Short problem
Output all of the data below word for word, leaving out the pictures.

Records shown
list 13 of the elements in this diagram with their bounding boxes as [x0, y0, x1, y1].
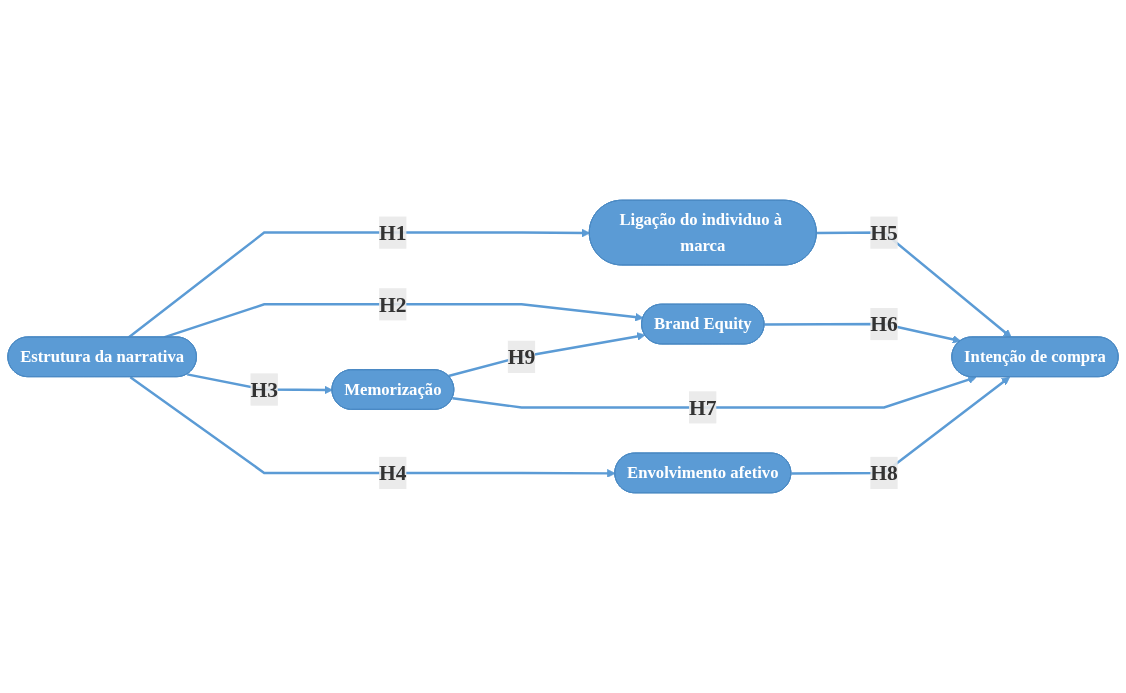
edge-label: H3 [250, 377, 278, 402]
edge-label: H8 [870, 460, 898, 486]
edge-label: H5 [870, 220, 898, 245]
edge-label: H1 [379, 220, 407, 245]
arrow [448, 332, 646, 378]
arrow [791, 376, 1011, 475]
edge-label: H9 [507, 344, 536, 370]
edge-label: H7 [689, 395, 717, 420]
arrow [129, 376, 616, 478]
edge-label: H6 [870, 311, 898, 337]
edge-label: H2 [379, 292, 407, 317]
arrow [452, 375, 977, 409]
edge-label: H4 [379, 460, 407, 486]
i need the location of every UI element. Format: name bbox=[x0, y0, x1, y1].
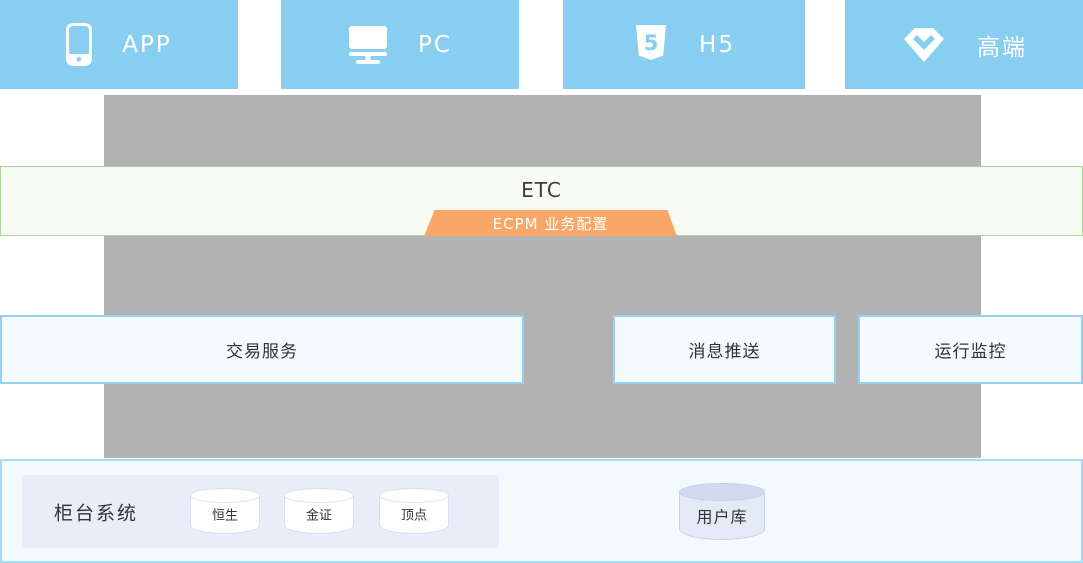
ecpm-config-badge: ECPM 业务配置 bbox=[424, 210, 677, 236]
etc-layer: ETC ECPM 业务配置 bbox=[0, 166, 1083, 236]
channel-row: APP PC 5 H5 bbox=[0, 0, 1083, 89]
monitor-icon bbox=[348, 25, 388, 64]
service-label: 消息推送 bbox=[688, 342, 761, 362]
channel-label: APP bbox=[122, 31, 172, 58]
html5-icon: 5 bbox=[633, 24, 669, 65]
database-label: 金证 bbox=[305, 508, 332, 524]
svg-text:5: 5 bbox=[644, 31, 659, 55]
database-label: 顶点 bbox=[400, 508, 427, 524]
service-box-monitoring: 运行监控 bbox=[858, 315, 1083, 384]
counter-system-label: 柜台系统 bbox=[54, 502, 139, 524]
cylinder-top bbox=[379, 488, 449, 503]
service-label: 交易服务 bbox=[226, 342, 298, 362]
database-label: 恒生 bbox=[211, 508, 238, 524]
cylinder-top bbox=[284, 488, 354, 503]
channel-label: PC bbox=[418, 31, 452, 58]
database-cylinder-users: 用户库 bbox=[679, 483, 765, 540]
database-cylinder-jinzheng: 金证 bbox=[284, 488, 354, 534]
channel-h5: 5 H5 bbox=[563, 0, 805, 89]
ecpm-config-label: ECPM 业务配置 bbox=[492, 214, 609, 233]
cylinder-top bbox=[190, 488, 260, 503]
service-box-trading: 交易服务 bbox=[0, 315, 524, 384]
channel-premium: 高端 bbox=[845, 0, 1083, 89]
smartphone-icon bbox=[66, 23, 93, 66]
channel-label: 高端 bbox=[977, 34, 1027, 61]
cylinder-top bbox=[679, 483, 765, 501]
channel-label: H5 bbox=[699, 31, 735, 58]
channel-app: APP bbox=[0, 0, 238, 89]
user-database-label: 用户库 bbox=[696, 507, 748, 527]
infrastructure-layer: 柜台系统 恒生 金证 顶点 用户库 bbox=[0, 459, 1083, 563]
service-box-message-push: 消息推送 bbox=[613, 315, 836, 384]
service-label: 运行监控 bbox=[934, 342, 1007, 362]
platform-block bbox=[104, 95, 981, 458]
diamond-icon bbox=[901, 26, 947, 64]
database-cylinder-dingdian: 顶点 bbox=[379, 488, 449, 534]
etc-title: ETC bbox=[521, 178, 562, 202]
channel-pc: PC bbox=[281, 0, 519, 89]
database-cylinder-hengsheng: 恒生 bbox=[190, 488, 260, 534]
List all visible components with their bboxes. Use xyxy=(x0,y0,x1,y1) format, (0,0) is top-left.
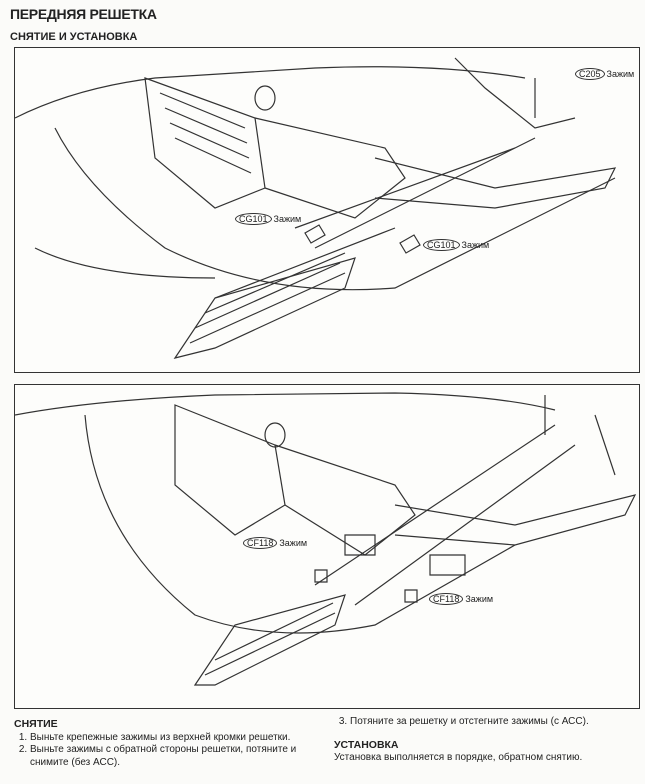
callout-code: CG101 xyxy=(235,213,272,225)
grille-clip-illustration xyxy=(15,392,637,686)
removal-continued-and-installation: Потяните за решетку и отстегните зажимы … xyxy=(334,716,634,765)
removal-step: Выньте крепежные зажимы из верхней кромк… xyxy=(30,732,324,745)
callout-code: CF118 xyxy=(429,593,464,605)
removal-diagram-top: C205 Зажим CG101 Зажим CG101 Зажим xyxy=(14,47,640,373)
callout-code: CG101 xyxy=(423,239,460,251)
installation-heading: УСТАНОВКА xyxy=(334,738,399,751)
callout-cf118-right: CF118 Зажим xyxy=(429,593,493,605)
callout-label: Зажим xyxy=(273,214,302,224)
section-title: СНЯТИЕ И УСТАНОВКА xyxy=(10,31,138,43)
removal-heading: СНЯТИЕ xyxy=(14,718,58,730)
removal-diagram-bottom: CF118 Зажим CF118 Зажим xyxy=(14,384,640,709)
callout-label: Зажим xyxy=(279,538,308,548)
callout-cf118-left: CF118 Зажим xyxy=(243,537,307,549)
installation-text: Установка выполняется в порядке, обратно… xyxy=(334,752,583,763)
page-title: ПЕРЕДНЯЯ РЕШЕТКА xyxy=(10,6,157,22)
callout-label: Зажим xyxy=(606,69,635,79)
grille-clip-illustration xyxy=(15,57,617,359)
callout-label: Зажим xyxy=(465,594,494,604)
callout-cg101-right: CG101 Зажим xyxy=(423,239,489,251)
callout-code: CF118 xyxy=(243,537,278,549)
removal-section: СНЯТИЕ Выньте крепежные зажимы из верхне… xyxy=(14,718,324,769)
removal-step: Потяните за решетку и отстегните зажимы … xyxy=(350,716,634,729)
removal-step: Выньте зажимы с обратной стороны решетки… xyxy=(30,744,324,769)
callout-cg101-left: CG101 Зажим xyxy=(235,213,301,225)
callout-label: Зажим xyxy=(461,240,490,250)
callout-c205: C205 Зажим xyxy=(575,68,634,80)
callout-code: C205 xyxy=(575,68,605,80)
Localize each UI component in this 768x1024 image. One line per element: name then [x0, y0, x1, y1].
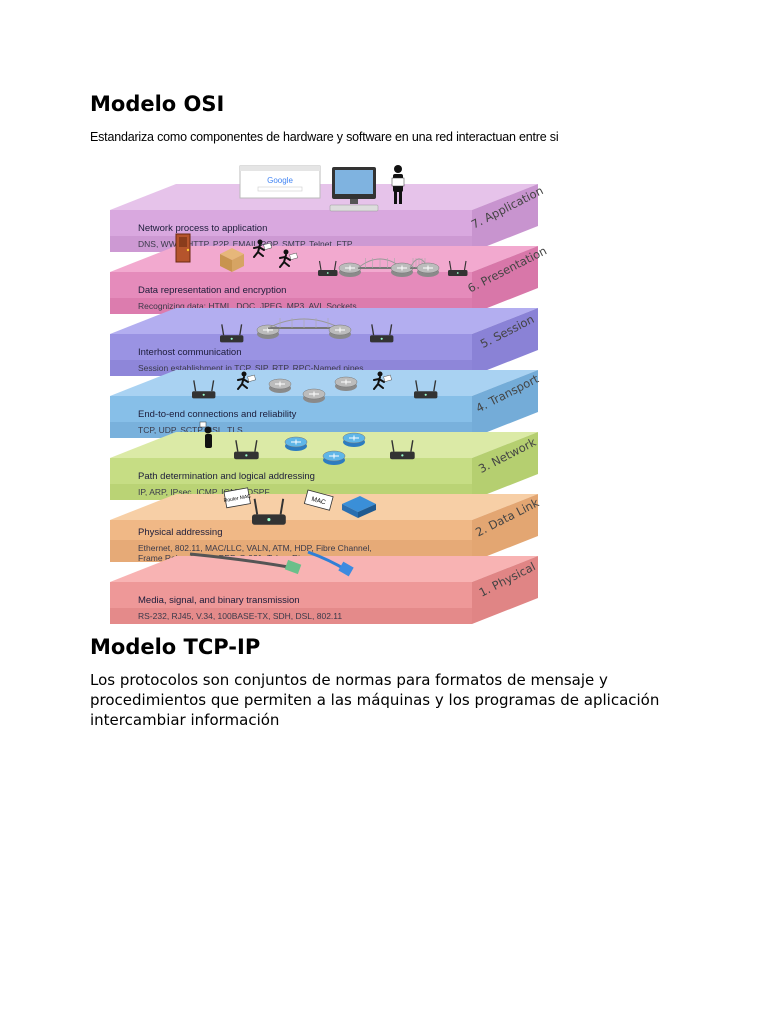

Solution to this task
list 13 of the elements in this diagram with their bounding boxes as [x0, y0, x1, y1].
edge-label: H3 [250, 377, 278, 402]
edge-label: H8 [870, 460, 898, 486]
edge-label: H5 [870, 220, 898, 245]
edge-label: H1 [379, 220, 407, 245]
arrow [448, 332, 646, 378]
arrow [791, 376, 1011, 475]
edge-label: H9 [507, 344, 536, 370]
edge-label: H7 [689, 395, 717, 420]
arrow [129, 376, 616, 478]
edge-label: H6 [870, 311, 898, 337]
edge-label: H2 [379, 292, 407, 317]
arrow [452, 375, 977, 409]
edge-label: H4 [379, 460, 407, 486]
i need the location of every UI element. Format: name bbox=[x0, y0, x1, y1].
ecpm-config-badge: ECPM 业务配置 bbox=[424, 210, 677, 236]
etc-layer: ETC ECPM 业务配置 bbox=[0, 166, 1083, 236]
channel-row: APP PC 5 H5 bbox=[0, 0, 1083, 89]
monitor-icon bbox=[348, 25, 388, 64]
service-label: 消息推送 bbox=[688, 342, 761, 362]
channel-label: APP bbox=[122, 31, 172, 58]
html5-icon: 5 bbox=[633, 24, 669, 65]
database-label: 金证 bbox=[305, 508, 332, 524]
svg-text:5: 5 bbox=[644, 31, 659, 55]
database-label: 顶点 bbox=[400, 508, 427, 524]
service-box-monitoring: 运行监控 bbox=[858, 315, 1083, 384]
counter-system-label: 柜台系统 bbox=[54, 502, 139, 524]
cylinder-top bbox=[379, 488, 449, 503]
service-label: 交易服务 bbox=[226, 342, 298, 362]
database-label: 恒生 bbox=[211, 508, 238, 524]
cylinder-top bbox=[284, 488, 354, 503]
channel-label: PC bbox=[418, 31, 452, 58]
database-cylinder-users: 用户库 bbox=[679, 483, 765, 540]
database-cylinder-jinzheng: 金证 bbox=[284, 488, 354, 534]
channel-h5: 5 H5 bbox=[563, 0, 805, 89]
ecpm-config-label: ECPM 业务配置 bbox=[492, 214, 609, 233]
cylinder-top bbox=[190, 488, 260, 503]
service-box-trading: 交易服务 bbox=[0, 315, 524, 384]
channel-premium: 高端 bbox=[845, 0, 1083, 89]
smartphone-icon bbox=[66, 23, 93, 66]
channel-label: 高端 bbox=[977, 34, 1027, 61]
cylinder-top bbox=[679, 483, 765, 501]
channel-label: H5 bbox=[699, 31, 735, 58]
channel-app: APP bbox=[0, 0, 238, 89]
user-database-label: 用户库 bbox=[696, 507, 748, 527]
infrastructure-layer: 柜台系统 恒生 金证 顶点 用户库 bbox=[0, 459, 1083, 563]
service-box-message-push: 消息推送 bbox=[613, 315, 836, 384]
service-label: 运行监控 bbox=[934, 342, 1007, 362]
platform-block bbox=[104, 95, 981, 458]
diamond-icon bbox=[901, 26, 947, 64]
database-cylinder-dingdian: 顶点 bbox=[379, 488, 449, 534]
etc-title: ETC bbox=[521, 178, 562, 202]
channel-pc: PC bbox=[281, 0, 519, 89]
database-cylinder-hengsheng: 恒生 bbox=[190, 488, 260, 534]
List all visible components with their bboxes. Use xyxy=(x0,y0,x1,y1) format, (0,0) is top-left.
callout-code: CG101 xyxy=(235,213,272,225)
grille-clip-illustration xyxy=(15,392,637,686)
removal-continued-and-installation: Потяните за решетку и отстегните зажимы … xyxy=(334,716,634,765)
removal-step: Выньте крепежные зажимы из верхней кромк… xyxy=(30,732,324,745)
callout-code: CF118 xyxy=(429,593,464,605)
removal-diagram-top: C205 Зажим CG101 Зажим CG101 Зажим xyxy=(14,47,640,373)
callout-code: CG101 xyxy=(423,239,460,251)
installation-heading: УСТАНОВКА xyxy=(334,738,399,751)
callout-cf118-right: CF118 Зажим xyxy=(429,593,493,605)
callout-label: Зажим xyxy=(273,214,302,224)
section-title: СНЯТИЕ И УСТАНОВКА xyxy=(10,31,138,43)
removal-heading: СНЯТИЕ xyxy=(14,718,58,730)
removal-diagram-bottom: CF118 Зажим CF118 Зажим xyxy=(14,384,640,709)
callout-label: Зажим xyxy=(279,538,308,548)
callout-cf118-left: CF118 Зажим xyxy=(243,537,307,549)
installation-text: Установка выполняется в порядке, обратно… xyxy=(334,752,583,763)
page-title: ПЕРЕДНЯЯ РЕШЕТКА xyxy=(10,6,157,22)
callout-label: Зажим xyxy=(606,69,635,79)
grille-clip-illustration xyxy=(15,57,617,359)
callout-label: Зажим xyxy=(465,594,494,604)
callout-cg101-right: CG101 Зажим xyxy=(423,239,489,251)
callout-code: CF118 xyxy=(243,537,278,549)
removal-section: СНЯТИЕ Выньте крепежные зажимы из верхне… xyxy=(14,718,324,769)
removal-step: Потяните за решетку и отстегните зажимы … xyxy=(350,716,634,729)
removal-step: Выньте зажимы с обратной стороны решетки… xyxy=(30,744,324,769)
callout-cg101-left: CG101 Зажим xyxy=(235,213,301,225)
callout-label: Зажим xyxy=(461,240,490,250)
callout-c205: C205 Зажим xyxy=(575,68,634,80)
callout-code: C205 xyxy=(575,68,605,80)
Localize each UI component in this 768x1024 image. One line per element: name then [x0, y0, x1, y1].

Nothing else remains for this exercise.